[Data start]

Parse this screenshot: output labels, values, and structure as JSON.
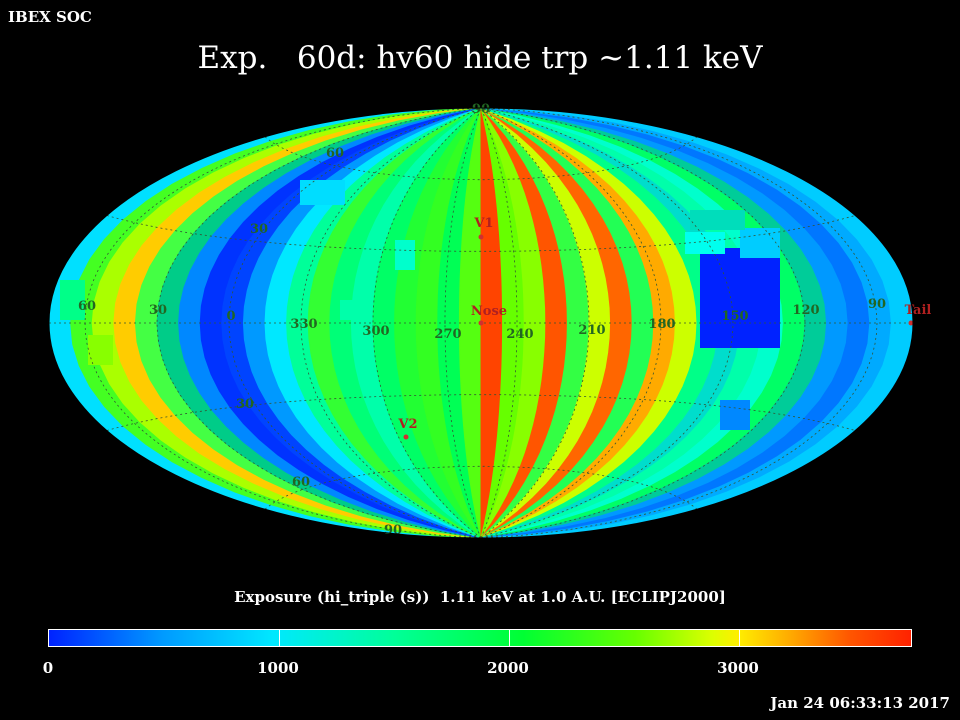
{
  "header": {
    "org": "IBEX SOC",
    "title": "Exp.   60d: hv60 hide trp ~1.11 keV"
  },
  "map": {
    "projection": "aitoff ecliptic",
    "grid": true,
    "longitude_labels": [
      "60",
      "30",
      "0",
      "330",
      "300",
      "270",
      "240",
      "210",
      "180",
      "150",
      "120",
      "90"
    ],
    "latitude_labels": [
      "90",
      "60",
      "30",
      "30",
      "60",
      "90"
    ],
    "markers": [
      {
        "name": "V1",
        "label": "V1",
        "lon": 255,
        "lat": 34,
        "color": "#d03030"
      },
      {
        "name": "Nose",
        "label": "Nose",
        "lon": 255,
        "lat": 5,
        "color": "#d03030"
      },
      {
        "name": "V2",
        "label": "V2",
        "lon": 289,
        "lat": -32,
        "color": "#d03030"
      },
      {
        "name": "Tail",
        "label": "Tail",
        "lon": 75,
        "lat": -5,
        "color": "#d03030"
      }
    ]
  },
  "colorbar": {
    "title": "Exposure (hi_triple (s))  1.11 keV at 1.0 A.U. [ECLIPJ2000]",
    "min": 0,
    "max": 3750,
    "ticks": [
      "0",
      "1000",
      "2000",
      "3000"
    ],
    "colors": [
      "#0022ff",
      "#0099ff",
      "#00e8ff",
      "#00ff99",
      "#00ff33",
      "#66ff00",
      "#ddff00",
      "#ffee00",
      "#ffaa00",
      "#ff5500",
      "#ff2200"
    ]
  },
  "timestamp": "Jan 24 06:33:13 2017"
}
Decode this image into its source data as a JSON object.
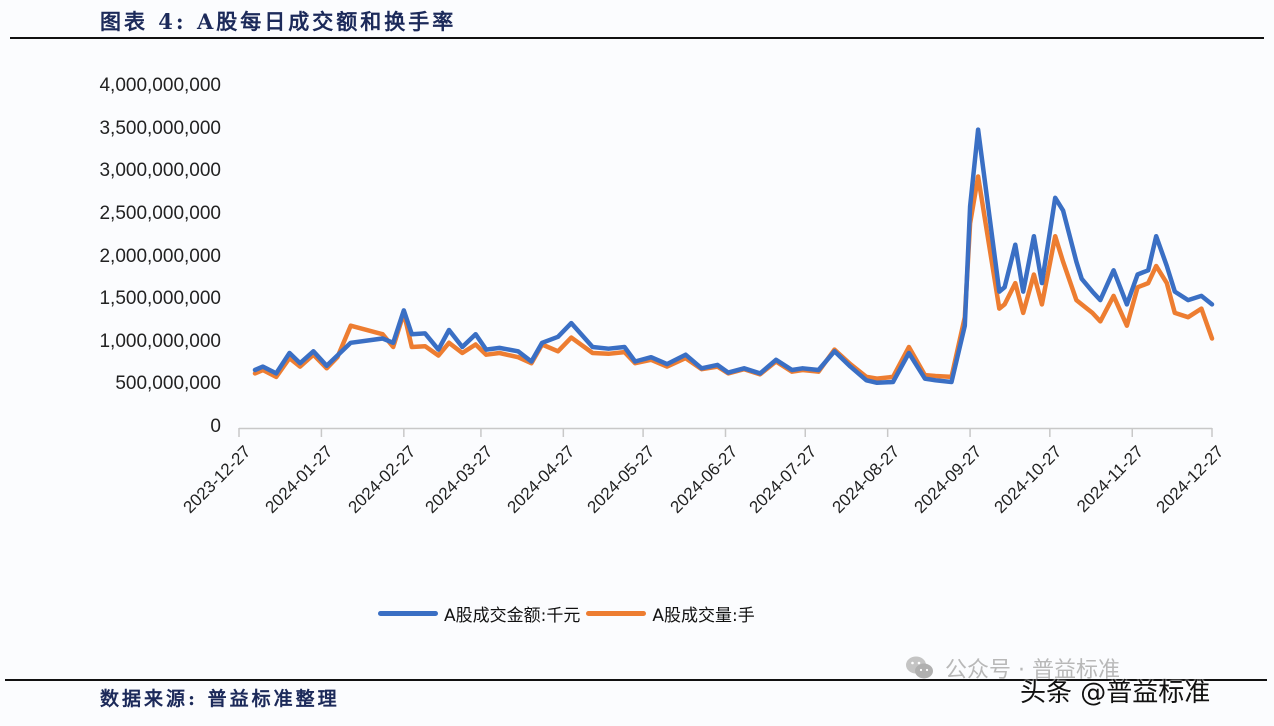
{
  "header": {
    "title": "图表 4:  A股每日成交额和换手率"
  },
  "footer": {
    "source": "数据来源: 普益标准整理",
    "watermark_wechat": "公众号 · 普益标准",
    "watermark_toutiao": "头条 @普益标准"
  },
  "legend": {
    "items": [
      {
        "label": "A股成交金额:千元",
        "color": "#3a6fc4"
      },
      {
        "label": "A股成交量:手",
        "color": "#ed7d31"
      }
    ]
  },
  "axis": {
    "y_ticks": [
      "4,000,000,000",
      "3,500,000,000",
      "3,000,000,000",
      "2,500,000,000",
      "2,000,000,000",
      "1,500,000,000",
      "1,000,000,000",
      "500,000,000",
      "0"
    ],
    "x_ticks": [
      "2023-12-27",
      "2024-01-27",
      "2024-02-27",
      "2024-03-27",
      "2024-04-27",
      "2024-05-27",
      "2024-06-27",
      "2024-07-27",
      "2024-08-27",
      "2024-09-27",
      "2024-10-27",
      "2024-11-27",
      "2024-12-27"
    ]
  },
  "chart_data": {
    "type": "line",
    "title": "图表 4: A股每日成交额和换手率",
    "xlabel": "",
    "ylabel": "",
    "ylim": [
      0,
      4000000000
    ],
    "xlim": [
      "2023-12-27",
      "2024-12-27"
    ],
    "grid": false,
    "legend_position": "bottom",
    "x_ticks": [
      "2023-12-27",
      "2024-01-27",
      "2024-02-27",
      "2024-03-27",
      "2024-04-27",
      "2024-05-27",
      "2024-06-27",
      "2024-07-27",
      "2024-08-27",
      "2024-09-27",
      "2024-10-27",
      "2024-11-27",
      "2024-12-27"
    ],
    "y_ticks": [
      0,
      500000000,
      1000000000,
      1500000000,
      2000000000,
      2500000000,
      3000000000,
      3500000000,
      4000000000
    ],
    "x": [
      "2024-01-02",
      "2024-01-05",
      "2024-01-10",
      "2024-01-15",
      "2024-01-19",
      "2024-01-24",
      "2024-01-29",
      "2024-02-02",
      "2024-02-07",
      "2024-02-19",
      "2024-02-23",
      "2024-02-27",
      "2024-03-01",
      "2024-03-06",
      "2024-03-11",
      "2024-03-15",
      "2024-03-20",
      "2024-03-25",
      "2024-03-29",
      "2024-04-03",
      "2024-04-10",
      "2024-04-15",
      "2024-04-19",
      "2024-04-25",
      "2024-04-30",
      "2024-05-08",
      "2024-05-14",
      "2024-05-20",
      "2024-05-24",
      "2024-05-30",
      "2024-06-05",
      "2024-06-12",
      "2024-06-18",
      "2024-06-24",
      "2024-06-28",
      "2024-07-04",
      "2024-07-10",
      "2024-07-16",
      "2024-07-22",
      "2024-07-26",
      "2024-08-01",
      "2024-08-07",
      "2024-08-13",
      "2024-08-19",
      "2024-08-23",
      "2024-08-29",
      "2024-09-04",
      "2024-09-10",
      "2024-09-14",
      "2024-09-20",
      "2024-09-25",
      "2024-09-27",
      "2024-09-30",
      "2024-10-08",
      "2024-10-10",
      "2024-10-14",
      "2024-10-17",
      "2024-10-21",
      "2024-10-24",
      "2024-10-29",
      "2024-11-01",
      "2024-11-06",
      "2024-11-08",
      "2024-11-12",
      "2024-11-15",
      "2024-11-20",
      "2024-11-25",
      "2024-11-29",
      "2024-12-03",
      "2024-12-06",
      "2024-12-10",
      "2024-12-13",
      "2024-12-18",
      "2024-12-23",
      "2024-12-27"
    ],
    "series": [
      {
        "name": "A股成交金额:千元",
        "color": "#3a6fc4",
        "values": [
          680000000,
          720000000,
          640000000,
          880000000,
          760000000,
          900000000,
          730000000,
          850000000,
          1000000000,
          1050000000,
          1000000000,
          1380000000,
          1100000000,
          1110000000,
          920000000,
          1150000000,
          950000000,
          1100000000,
          920000000,
          940000000,
          900000000,
          780000000,
          1000000000,
          1070000000,
          1230000000,
          950000000,
          930000000,
          950000000,
          780000000,
          830000000,
          750000000,
          860000000,
          700000000,
          740000000,
          650000000,
          700000000,
          640000000,
          800000000,
          680000000,
          700000000,
          680000000,
          900000000,
          720000000,
          560000000,
          530000000,
          540000000,
          880000000,
          580000000,
          560000000,
          540000000,
          1200000000,
          2600000000,
          3500000000,
          1600000000,
          1650000000,
          2150000000,
          1600000000,
          2250000000,
          1700000000,
          2700000000,
          2550000000,
          1950000000,
          1750000000,
          1600000000,
          1500000000,
          1850000000,
          1450000000,
          1800000000,
          1850000000,
          2250000000,
          1900000000,
          1600000000,
          1500000000,
          1550000000,
          1450000000
        ]
      },
      {
        "name": "A股成交量:手",
        "color": "#ed7d31",
        "values": [
          640000000,
          680000000,
          600000000,
          820000000,
          720000000,
          860000000,
          700000000,
          830000000,
          1200000000,
          1100000000,
          950000000,
          1350000000,
          950000000,
          960000000,
          850000000,
          1000000000,
          880000000,
          980000000,
          860000000,
          880000000,
          830000000,
          760000000,
          980000000,
          900000000,
          1060000000,
          880000000,
          870000000,
          890000000,
          760000000,
          800000000,
          720000000,
          820000000,
          690000000,
          720000000,
          640000000,
          690000000,
          630000000,
          780000000,
          660000000,
          680000000,
          660000000,
          920000000,
          750000000,
          600000000,
          580000000,
          600000000,
          950000000,
          620000000,
          610000000,
          600000000,
          1300000000,
          2400000000,
          2950000000,
          1400000000,
          1450000000,
          1700000000,
          1350000000,
          1800000000,
          1450000000,
          2250000000,
          1950000000,
          1500000000,
          1450000000,
          1350000000,
          1250000000,
          1550000000,
          1200000000,
          1650000000,
          1700000000,
          1900000000,
          1700000000,
          1350000000,
          1300000000,
          1400000000,
          1050000000
        ]
      }
    ]
  }
}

[Data end]

Word for word, quote the full listing, omitting every picture.

== Task result ==
Parse this screenshot: output labels, values, and structure as JSON.
{
  "header": {
    "org": "IBEX SOC",
    "title": "Exp.   60d: hv60 hide trp ~1.11 keV"
  },
  "map": {
    "projection": "aitoff ecliptic",
    "grid": true,
    "longitude_labels": [
      "60",
      "30",
      "0",
      "330",
      "300",
      "270",
      "240",
      "210",
      "180",
      "150",
      "120",
      "90"
    ],
    "latitude_labels": [
      "90",
      "60",
      "30",
      "30",
      "60",
      "90"
    ],
    "markers": [
      {
        "name": "V1",
        "label": "V1",
        "lon": 255,
        "lat": 34,
        "color": "#d03030"
      },
      {
        "name": "Nose",
        "label": "Nose",
        "lon": 255,
        "lat": 5,
        "color": "#d03030"
      },
      {
        "name": "V2",
        "label": "V2",
        "lon": 289,
        "lat": -32,
        "color": "#d03030"
      },
      {
        "name": "Tail",
        "label": "Tail",
        "lon": 75,
        "lat": -5,
        "color": "#d03030"
      }
    ]
  },
  "colorbar": {
    "title": "Exposure (hi_triple (s))  1.11 keV at 1.0 A.U. [ECLIPJ2000]",
    "min": 0,
    "max": 3750,
    "ticks": [
      "0",
      "1000",
      "2000",
      "3000"
    ],
    "colors": [
      "#0022ff",
      "#0099ff",
      "#00e8ff",
      "#00ff99",
      "#00ff33",
      "#66ff00",
      "#ddff00",
      "#ffee00",
      "#ffaa00",
      "#ff5500",
      "#ff2200"
    ]
  },
  "timestamp": "Jan 24 06:33:13 2017"
}
Decode this image into its source data as a JSON object.
{
  "header": {
    "title": "图表 4:  A股每日成交额和换手率"
  },
  "footer": {
    "source": "数据来源: 普益标准整理",
    "watermark_wechat": "公众号 · 普益标准",
    "watermark_toutiao": "头条 @普益标准"
  },
  "legend": {
    "items": [
      {
        "label": "A股成交金额:千元",
        "color": "#3a6fc4"
      },
      {
        "label": "A股成交量:手",
        "color": "#ed7d31"
      }
    ]
  },
  "axis": {
    "y_ticks": [
      "4,000,000,000",
      "3,500,000,000",
      "3,000,000,000",
      "2,500,000,000",
      "2,000,000,000",
      "1,500,000,000",
      "1,000,000,000",
      "500,000,000",
      "0"
    ],
    "x_ticks": [
      "2023-12-27",
      "2024-01-27",
      "2024-02-27",
      "2024-03-27",
      "2024-04-27",
      "2024-05-27",
      "2024-06-27",
      "2024-07-27",
      "2024-08-27",
      "2024-09-27",
      "2024-10-27",
      "2024-11-27",
      "2024-12-27"
    ]
  },
  "chart_data": {
    "type": "line",
    "title": "图表 4: A股每日成交额和换手率",
    "xlabel": "",
    "ylabel": "",
    "ylim": [
      0,
      4000000000
    ],
    "xlim": [
      "2023-12-27",
      "2024-12-27"
    ],
    "grid": false,
    "legend_position": "bottom",
    "x_ticks": [
      "2023-12-27",
      "2024-01-27",
      "2024-02-27",
      "2024-03-27",
      "2024-04-27",
      "2024-05-27",
      "2024-06-27",
      "2024-07-27",
      "2024-08-27",
      "2024-09-27",
      "2024-10-27",
      "2024-11-27",
      "2024-12-27"
    ],
    "y_ticks": [
      0,
      500000000,
      1000000000,
      1500000000,
      2000000000,
      2500000000,
      3000000000,
      3500000000,
      4000000000
    ],
    "x": [
      "2024-01-02",
      "2024-01-05",
      "2024-01-10",
      "2024-01-15",
      "2024-01-19",
      "2024-01-24",
      "2024-01-29",
      "2024-02-02",
      "2024-02-07",
      "2024-02-19",
      "2024-02-23",
      "2024-02-27",
      "2024-03-01",
      "2024-03-06",
      "2024-03-11",
      "2024-03-15",
      "2024-03-20",
      "2024-03-25",
      "2024-03-29",
      "2024-04-03",
      "2024-04-10",
      "2024-04-15",
      "2024-04-19",
      "2024-04-25",
      "2024-04-30",
      "2024-05-08",
      "2024-05-14",
      "2024-05-20",
      "2024-05-24",
      "2024-05-30",
      "2024-06-05",
      "2024-06-12",
      "2024-06-18",
      "2024-06-24",
      "2024-06-28",
      "2024-07-04",
      "2024-07-10",
      "2024-07-16",
      "2024-07-22",
      "2024-07-26",
      "2024-08-01",
      "2024-08-07",
      "2024-08-13",
      "2024-08-19",
      "2024-08-23",
      "2024-08-29",
      "2024-09-04",
      "2024-09-10",
      "2024-09-14",
      "2024-09-20",
      "2024-09-25",
      "2024-09-27",
      "2024-09-30",
      "2024-10-08",
      "2024-10-10",
      "2024-10-14",
      "2024-10-17",
      "2024-10-21",
      "2024-10-24",
      "2024-10-29",
      "2024-11-01",
      "2024-11-06",
      "2024-11-08",
      "2024-11-12",
      "2024-11-15",
      "2024-11-20",
      "2024-11-25",
      "2024-11-29",
      "2024-12-03",
      "2024-12-06",
      "2024-12-10",
      "2024-12-13",
      "2024-12-18",
      "2024-12-23",
      "2024-12-27"
    ],
    "series": [
      {
        "name": "A股成交金额:千元",
        "color": "#3a6fc4",
        "values": [
          680000000,
          720000000,
          640000000,
          880000000,
          760000000,
          900000000,
          730000000,
          850000000,
          1000000000,
          1050000000,
          1000000000,
          1380000000,
          1100000000,
          1110000000,
          920000000,
          1150000000,
          950000000,
          1100000000,
          920000000,
          940000000,
          900000000,
          780000000,
          1000000000,
          1070000000,
          1230000000,
          950000000,
          930000000,
          950000000,
          780000000,
          830000000,
          750000000,
          860000000,
          700000000,
          740000000,
          650000000,
          700000000,
          640000000,
          800000000,
          680000000,
          700000000,
          680000000,
          900000000,
          720000000,
          560000000,
          530000000,
          540000000,
          880000000,
          580000000,
          560000000,
          540000000,
          1200000000,
          2600000000,
          3500000000,
          1600000000,
          1650000000,
          2150000000,
          1600000000,
          2250000000,
          1700000000,
          2700000000,
          2550000000,
          1950000000,
          1750000000,
          1600000000,
          1500000000,
          1850000000,
          1450000000,
          1800000000,
          1850000000,
          2250000000,
          1900000000,
          1600000000,
          1500000000,
          1550000000,
          1450000000
        ]
      },
      {
        "name": "A股成交量:手",
        "color": "#ed7d31",
        "values": [
          640000000,
          680000000,
          600000000,
          820000000,
          720000000,
          860000000,
          700000000,
          830000000,
          1200000000,
          1100000000,
          950000000,
          1350000000,
          950000000,
          960000000,
          850000000,
          1000000000,
          880000000,
          980000000,
          860000000,
          880000000,
          830000000,
          760000000,
          980000000,
          900000000,
          1060000000,
          880000000,
          870000000,
          890000000,
          760000000,
          800000000,
          720000000,
          820000000,
          690000000,
          720000000,
          640000000,
          690000000,
          630000000,
          780000000,
          660000000,
          680000000,
          660000000,
          920000000,
          750000000,
          600000000,
          580000000,
          600000000,
          950000000,
          620000000,
          610000000,
          600000000,
          1300000000,
          2400000000,
          2950000000,
          1400000000,
          1450000000,
          1700000000,
          1350000000,
          1800000000,
          1450000000,
          2250000000,
          1950000000,
          1500000000,
          1450000000,
          1350000000,
          1250000000,
          1550000000,
          1200000000,
          1650000000,
          1700000000,
          1900000000,
          1700000000,
          1350000000,
          1300000000,
          1400000000,
          1050000000
        ]
      }
    ]
  }
}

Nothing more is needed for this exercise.